#### RAW DATA:
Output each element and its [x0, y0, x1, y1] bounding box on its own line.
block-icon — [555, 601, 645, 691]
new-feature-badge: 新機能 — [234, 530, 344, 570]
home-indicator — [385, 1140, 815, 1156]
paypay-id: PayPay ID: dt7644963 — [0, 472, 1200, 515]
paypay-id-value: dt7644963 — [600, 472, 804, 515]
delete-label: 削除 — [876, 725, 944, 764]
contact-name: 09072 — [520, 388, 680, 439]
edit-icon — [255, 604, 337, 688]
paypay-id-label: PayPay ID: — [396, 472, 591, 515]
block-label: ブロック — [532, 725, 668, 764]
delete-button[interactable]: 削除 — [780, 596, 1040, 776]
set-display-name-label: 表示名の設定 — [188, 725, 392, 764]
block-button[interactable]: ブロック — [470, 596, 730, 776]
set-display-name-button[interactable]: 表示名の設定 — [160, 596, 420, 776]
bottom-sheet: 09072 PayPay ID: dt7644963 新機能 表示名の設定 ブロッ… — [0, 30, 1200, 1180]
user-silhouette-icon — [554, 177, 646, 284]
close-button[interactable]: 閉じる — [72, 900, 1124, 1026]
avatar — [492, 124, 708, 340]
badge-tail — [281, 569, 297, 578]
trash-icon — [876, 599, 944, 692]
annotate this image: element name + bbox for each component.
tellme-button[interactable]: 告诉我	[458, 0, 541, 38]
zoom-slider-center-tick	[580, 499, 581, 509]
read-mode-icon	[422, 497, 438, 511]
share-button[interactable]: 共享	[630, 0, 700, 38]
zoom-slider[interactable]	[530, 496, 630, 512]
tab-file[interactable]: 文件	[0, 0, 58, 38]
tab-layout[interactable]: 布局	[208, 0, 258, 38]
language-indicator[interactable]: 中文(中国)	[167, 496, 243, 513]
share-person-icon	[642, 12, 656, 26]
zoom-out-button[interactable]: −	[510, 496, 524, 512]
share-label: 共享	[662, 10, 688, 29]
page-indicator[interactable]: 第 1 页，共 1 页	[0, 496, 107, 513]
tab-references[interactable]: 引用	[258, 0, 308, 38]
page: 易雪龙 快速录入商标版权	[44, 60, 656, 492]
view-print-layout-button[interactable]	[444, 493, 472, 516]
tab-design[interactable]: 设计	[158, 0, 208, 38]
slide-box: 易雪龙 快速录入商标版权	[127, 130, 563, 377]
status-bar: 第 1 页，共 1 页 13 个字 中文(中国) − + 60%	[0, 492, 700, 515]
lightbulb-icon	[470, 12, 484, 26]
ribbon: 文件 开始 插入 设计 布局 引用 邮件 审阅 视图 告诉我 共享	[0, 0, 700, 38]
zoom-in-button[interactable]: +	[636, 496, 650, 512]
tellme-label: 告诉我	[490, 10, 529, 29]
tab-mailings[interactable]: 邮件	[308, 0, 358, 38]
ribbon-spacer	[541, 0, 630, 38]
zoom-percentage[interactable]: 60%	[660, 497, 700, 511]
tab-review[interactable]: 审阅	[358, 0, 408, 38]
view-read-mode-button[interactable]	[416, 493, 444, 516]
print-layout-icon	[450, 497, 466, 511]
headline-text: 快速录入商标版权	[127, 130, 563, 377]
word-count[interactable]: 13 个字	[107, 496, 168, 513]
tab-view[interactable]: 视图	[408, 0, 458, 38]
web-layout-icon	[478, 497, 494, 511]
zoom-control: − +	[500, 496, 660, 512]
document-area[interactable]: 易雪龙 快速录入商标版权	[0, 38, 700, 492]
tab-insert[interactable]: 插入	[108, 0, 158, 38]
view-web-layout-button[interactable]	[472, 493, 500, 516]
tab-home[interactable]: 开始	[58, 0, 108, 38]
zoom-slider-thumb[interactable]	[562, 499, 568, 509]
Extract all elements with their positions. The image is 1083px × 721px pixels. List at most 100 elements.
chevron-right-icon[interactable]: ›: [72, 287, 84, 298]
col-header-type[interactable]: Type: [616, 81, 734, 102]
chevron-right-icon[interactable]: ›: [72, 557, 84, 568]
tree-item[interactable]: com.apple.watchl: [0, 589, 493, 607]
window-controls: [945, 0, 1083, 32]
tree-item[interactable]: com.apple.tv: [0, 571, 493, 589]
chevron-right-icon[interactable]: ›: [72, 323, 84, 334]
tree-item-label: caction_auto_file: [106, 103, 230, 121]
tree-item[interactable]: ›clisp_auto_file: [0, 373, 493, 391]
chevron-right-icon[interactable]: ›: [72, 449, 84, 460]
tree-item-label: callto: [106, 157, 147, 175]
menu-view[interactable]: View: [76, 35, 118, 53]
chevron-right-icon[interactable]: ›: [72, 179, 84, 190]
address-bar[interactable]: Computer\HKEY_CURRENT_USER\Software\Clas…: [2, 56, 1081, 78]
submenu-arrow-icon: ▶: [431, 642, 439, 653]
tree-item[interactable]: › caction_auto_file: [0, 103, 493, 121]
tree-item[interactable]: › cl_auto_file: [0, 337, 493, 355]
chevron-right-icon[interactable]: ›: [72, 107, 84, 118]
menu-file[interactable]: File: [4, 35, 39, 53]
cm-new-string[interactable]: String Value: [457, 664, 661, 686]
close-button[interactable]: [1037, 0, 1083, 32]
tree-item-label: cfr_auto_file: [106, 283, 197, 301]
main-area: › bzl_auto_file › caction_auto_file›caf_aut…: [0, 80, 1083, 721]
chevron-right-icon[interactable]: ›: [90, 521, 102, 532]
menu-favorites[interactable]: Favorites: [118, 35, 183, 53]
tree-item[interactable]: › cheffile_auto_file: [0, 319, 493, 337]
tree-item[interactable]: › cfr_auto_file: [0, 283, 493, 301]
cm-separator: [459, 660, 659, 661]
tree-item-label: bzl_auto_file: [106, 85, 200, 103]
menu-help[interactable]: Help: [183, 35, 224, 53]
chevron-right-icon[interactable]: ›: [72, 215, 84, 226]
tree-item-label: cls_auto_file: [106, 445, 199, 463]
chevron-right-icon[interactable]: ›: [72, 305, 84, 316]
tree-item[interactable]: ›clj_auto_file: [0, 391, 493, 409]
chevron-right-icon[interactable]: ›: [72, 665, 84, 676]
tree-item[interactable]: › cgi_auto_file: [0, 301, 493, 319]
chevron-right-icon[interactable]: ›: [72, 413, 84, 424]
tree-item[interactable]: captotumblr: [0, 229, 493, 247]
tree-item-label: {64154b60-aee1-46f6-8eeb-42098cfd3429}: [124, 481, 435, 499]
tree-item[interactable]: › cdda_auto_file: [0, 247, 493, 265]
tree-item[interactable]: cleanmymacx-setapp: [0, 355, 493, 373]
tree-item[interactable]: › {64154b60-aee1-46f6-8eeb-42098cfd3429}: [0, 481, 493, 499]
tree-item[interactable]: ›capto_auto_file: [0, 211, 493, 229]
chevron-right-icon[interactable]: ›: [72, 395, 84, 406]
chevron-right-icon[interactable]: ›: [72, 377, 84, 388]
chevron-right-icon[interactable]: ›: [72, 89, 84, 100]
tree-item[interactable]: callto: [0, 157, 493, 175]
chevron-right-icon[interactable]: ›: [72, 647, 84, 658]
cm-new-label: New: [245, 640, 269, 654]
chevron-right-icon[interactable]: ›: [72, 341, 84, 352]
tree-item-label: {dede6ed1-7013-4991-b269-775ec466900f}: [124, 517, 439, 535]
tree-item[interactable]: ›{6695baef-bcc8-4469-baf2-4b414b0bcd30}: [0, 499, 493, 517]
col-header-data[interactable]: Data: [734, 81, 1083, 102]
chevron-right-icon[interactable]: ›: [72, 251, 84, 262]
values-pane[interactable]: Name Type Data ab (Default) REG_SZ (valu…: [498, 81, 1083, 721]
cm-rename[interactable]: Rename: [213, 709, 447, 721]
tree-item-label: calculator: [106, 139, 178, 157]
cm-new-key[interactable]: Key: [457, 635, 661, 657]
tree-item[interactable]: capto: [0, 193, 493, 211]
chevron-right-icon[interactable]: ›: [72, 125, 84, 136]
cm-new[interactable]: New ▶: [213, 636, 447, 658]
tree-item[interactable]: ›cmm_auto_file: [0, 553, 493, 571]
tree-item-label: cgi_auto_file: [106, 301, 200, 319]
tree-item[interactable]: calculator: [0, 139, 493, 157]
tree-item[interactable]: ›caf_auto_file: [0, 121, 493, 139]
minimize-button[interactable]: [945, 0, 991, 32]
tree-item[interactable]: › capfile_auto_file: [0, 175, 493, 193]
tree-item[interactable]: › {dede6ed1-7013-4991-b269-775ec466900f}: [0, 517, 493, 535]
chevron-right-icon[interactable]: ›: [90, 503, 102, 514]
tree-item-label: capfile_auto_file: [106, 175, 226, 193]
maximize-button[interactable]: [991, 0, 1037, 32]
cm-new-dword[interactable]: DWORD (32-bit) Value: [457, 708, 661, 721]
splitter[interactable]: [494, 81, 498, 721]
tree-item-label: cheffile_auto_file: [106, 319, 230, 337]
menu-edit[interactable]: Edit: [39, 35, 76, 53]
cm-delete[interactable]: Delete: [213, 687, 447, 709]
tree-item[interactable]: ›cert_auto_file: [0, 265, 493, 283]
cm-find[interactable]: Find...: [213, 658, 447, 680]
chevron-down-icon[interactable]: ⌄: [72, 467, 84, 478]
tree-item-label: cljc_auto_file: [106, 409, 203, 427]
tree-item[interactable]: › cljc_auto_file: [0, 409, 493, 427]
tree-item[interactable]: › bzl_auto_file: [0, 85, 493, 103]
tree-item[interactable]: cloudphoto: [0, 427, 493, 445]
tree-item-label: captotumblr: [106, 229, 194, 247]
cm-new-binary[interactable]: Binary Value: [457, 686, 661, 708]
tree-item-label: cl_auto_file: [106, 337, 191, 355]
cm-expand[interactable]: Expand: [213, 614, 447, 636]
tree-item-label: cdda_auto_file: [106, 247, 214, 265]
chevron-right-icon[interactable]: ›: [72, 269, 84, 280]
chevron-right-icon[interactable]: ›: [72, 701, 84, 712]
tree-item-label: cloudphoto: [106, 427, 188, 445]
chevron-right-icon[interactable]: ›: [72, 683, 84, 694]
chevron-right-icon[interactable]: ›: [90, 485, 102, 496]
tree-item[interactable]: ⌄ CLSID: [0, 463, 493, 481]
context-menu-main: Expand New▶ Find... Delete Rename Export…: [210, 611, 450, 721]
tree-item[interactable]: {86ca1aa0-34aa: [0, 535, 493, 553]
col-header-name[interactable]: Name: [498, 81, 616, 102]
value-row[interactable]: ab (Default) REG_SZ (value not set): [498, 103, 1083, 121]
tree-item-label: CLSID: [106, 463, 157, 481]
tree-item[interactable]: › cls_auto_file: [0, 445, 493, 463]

#### TASK PROMPT:
Starting from the first line of the data and stopping after the line that contains "avatar — [492, 124, 708, 340]", write those lines out again, substituting "bounding rectangle" for "bounding box" and keeping everything else unchanged.

#### EXERCISE OUTPUT:
Output each element and its [x0, y0, x1, y1] bounding rectangle on its own line.
block-icon — [555, 601, 645, 691]
new-feature-badge: 新機能 — [234, 530, 344, 570]
home-indicator — [385, 1140, 815, 1156]
paypay-id: PayPay ID: dt7644963 — [0, 472, 1200, 515]
paypay-id-value: dt7644963 — [600, 472, 804, 515]
delete-label: 削除 — [876, 725, 944, 764]
contact-name: 09072 — [520, 388, 680, 439]
edit-icon — [255, 604, 337, 688]
paypay-id-label: PayPay ID: — [396, 472, 591, 515]
block-label: ブロック — [532, 725, 668, 764]
delete-button[interactable]: 削除 — [780, 596, 1040, 776]
set-display-name-label: 表示名の設定 — [188, 725, 392, 764]
block-button[interactable]: ブロック — [470, 596, 730, 776]
set-display-name-button[interactable]: 表示名の設定 — [160, 596, 420, 776]
bottom-sheet: 09072 PayPay ID: dt7644963 新機能 表示名の設定 ブロッ… — [0, 30, 1200, 1180]
user-silhouette-icon — [554, 177, 646, 284]
close-button[interactable]: 閉じる — [72, 900, 1124, 1026]
avatar — [492, 124, 708, 340]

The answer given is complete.